> [Task to carry out] All records should be reproduced verbatim.

> [Dataset]

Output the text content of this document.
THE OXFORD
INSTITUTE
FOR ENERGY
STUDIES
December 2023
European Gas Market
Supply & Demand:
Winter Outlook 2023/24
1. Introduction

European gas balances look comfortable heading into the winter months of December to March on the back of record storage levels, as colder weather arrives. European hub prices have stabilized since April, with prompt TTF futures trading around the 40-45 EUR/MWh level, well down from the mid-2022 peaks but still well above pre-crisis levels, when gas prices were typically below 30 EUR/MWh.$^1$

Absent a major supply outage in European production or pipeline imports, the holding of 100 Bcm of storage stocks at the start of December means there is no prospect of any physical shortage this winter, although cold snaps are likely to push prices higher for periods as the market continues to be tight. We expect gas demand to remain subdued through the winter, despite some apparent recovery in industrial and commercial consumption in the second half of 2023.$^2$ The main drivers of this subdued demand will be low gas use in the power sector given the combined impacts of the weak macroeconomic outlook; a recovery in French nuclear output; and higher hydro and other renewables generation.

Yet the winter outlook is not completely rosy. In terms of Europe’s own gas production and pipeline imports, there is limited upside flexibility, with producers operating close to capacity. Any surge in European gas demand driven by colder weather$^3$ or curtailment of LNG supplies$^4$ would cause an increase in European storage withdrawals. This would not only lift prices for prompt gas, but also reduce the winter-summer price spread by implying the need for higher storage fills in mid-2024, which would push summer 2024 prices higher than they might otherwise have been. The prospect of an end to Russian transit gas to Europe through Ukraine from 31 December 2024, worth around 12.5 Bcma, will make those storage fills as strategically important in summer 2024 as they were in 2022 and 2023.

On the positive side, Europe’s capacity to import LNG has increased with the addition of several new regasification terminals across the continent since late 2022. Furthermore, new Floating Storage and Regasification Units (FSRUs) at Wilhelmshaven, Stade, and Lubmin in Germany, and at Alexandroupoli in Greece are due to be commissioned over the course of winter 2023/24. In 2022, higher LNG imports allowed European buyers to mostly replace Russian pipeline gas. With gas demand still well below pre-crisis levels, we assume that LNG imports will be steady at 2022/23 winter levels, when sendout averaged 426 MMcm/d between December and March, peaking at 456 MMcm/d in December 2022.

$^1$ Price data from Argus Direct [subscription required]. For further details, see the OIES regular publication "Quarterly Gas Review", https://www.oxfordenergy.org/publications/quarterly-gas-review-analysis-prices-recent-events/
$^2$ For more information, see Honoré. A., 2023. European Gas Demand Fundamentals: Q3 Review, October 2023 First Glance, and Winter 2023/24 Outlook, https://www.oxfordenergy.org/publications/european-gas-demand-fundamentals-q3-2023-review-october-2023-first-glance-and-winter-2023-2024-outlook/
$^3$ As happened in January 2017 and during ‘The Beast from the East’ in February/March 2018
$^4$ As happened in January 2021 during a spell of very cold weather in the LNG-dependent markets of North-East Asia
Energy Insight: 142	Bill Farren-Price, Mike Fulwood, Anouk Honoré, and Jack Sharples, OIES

> [Result of the task]
Output the text content of this document.
THE OXFORD
INSTITUTE
FOR ENERGY
STUDIES
December 2023
European Gas Market
Supply & Demand:
Winter Outlook 2023/24
1. Introduction

European gas balances look comfortable heading into the winter months of December to March on the back of record storage levels, as colder weather arrives. European hub prices have stabilized since April, with prompt TTF futures trading around the 40-45 EUR/MWh level, well down from the mid-2022 peaks but still well above pre-crisis levels, when gas prices were typically below 30 EUR/MWh.$^1$

Absent a major supply outage in European production or pipeline imports, the holding of 100 Bcm of storage stocks at the start of December means there is no prospect of any physical shortage this winter, although cold snaps are likely to push prices higher for periods as the market continues to be tight. We expect gas demand to remain subdued through the winter, despite some apparent recovery in industrial and commercial consumption in the second half of 2023.$^2$ The main drivers of this subdued demand will be low gas use in the power sector given the combined impacts of the weak macroeconomic outlook; a recovery in French nuclear output; and higher hydro and other renewables generation.

Yet the winter outlook is not completely rosy. In terms of Europe’s own gas production and pipeline imports, there is limited upside flexibility, with producers operating close to capacity. Any surge in European gas demand driven by colder weather$^3$ or curtailment of LNG supplies$^4$ would cause an increase in European storage withdrawals. This would not only lift prices for prompt gas, but also reduce the winter-summer price spread by implying the need for higher storage fills in mid-2024, which would push summer 2024 prices higher than they might otherwise have been. The prospect of an end to Russian transit gas to Europe through Ukraine from 31 December 2024, worth around 12.5 Bcma, will make those storage fills as strategically important in summer 2024 as they were in 2022 and 2023.

On the positive side, Europe’s capacity to import LNG has increased with the addition of several new regasification terminals across the continent since late 2022. Furthermore, new Floating Storage and Regasification Units (FSRUs) at Wilhelmshaven, Stade, and Lubmin in Germany, and at Alexandroupoli in Greece are due to be commissioned over the course of winter 2023/24. In 2022, higher LNG imports allowed European buyers to mostly replace Russian pipeline gas. With gas demand still well below pre-crisis levels, we assume that LNG imports will be steady at 2022/23 winter levels, when sendout averaged 426 MMcm/d between December and March, peaking at 456 MMcm/d in December 2022.

$^1$ Price data from Argus Direct [subscription required]. For further details, see the OIES regular publication "Quarterly Gas Review", https://www.oxfordenergy.org/publications/quarterly-gas-review-analysis-prices-recent-events/
$^2$ For more information, see Honoré. A., 2023. European Gas Demand Fundamentals: Q3 Review, October 2023 First Glance, and Winter 2023/24 Outlook, https://www.oxfordenergy.org/publications/european-gas-demand-fundamentals-q3-2023-review-october-2023-first-glance-and-winter-2023-2024-outlook/
$^3$ As happened in January 2017 and during ‘The Beast from the East’ in February/March 2018
$^4$ As happened in January 2021 during a spell of very cold weather in the LNG-dependent markets of North-East Asia
Energy Insight: 142	Bill Farren-Price, Mike Fulwood, Anouk Honoré, and Jack Sharples, OIES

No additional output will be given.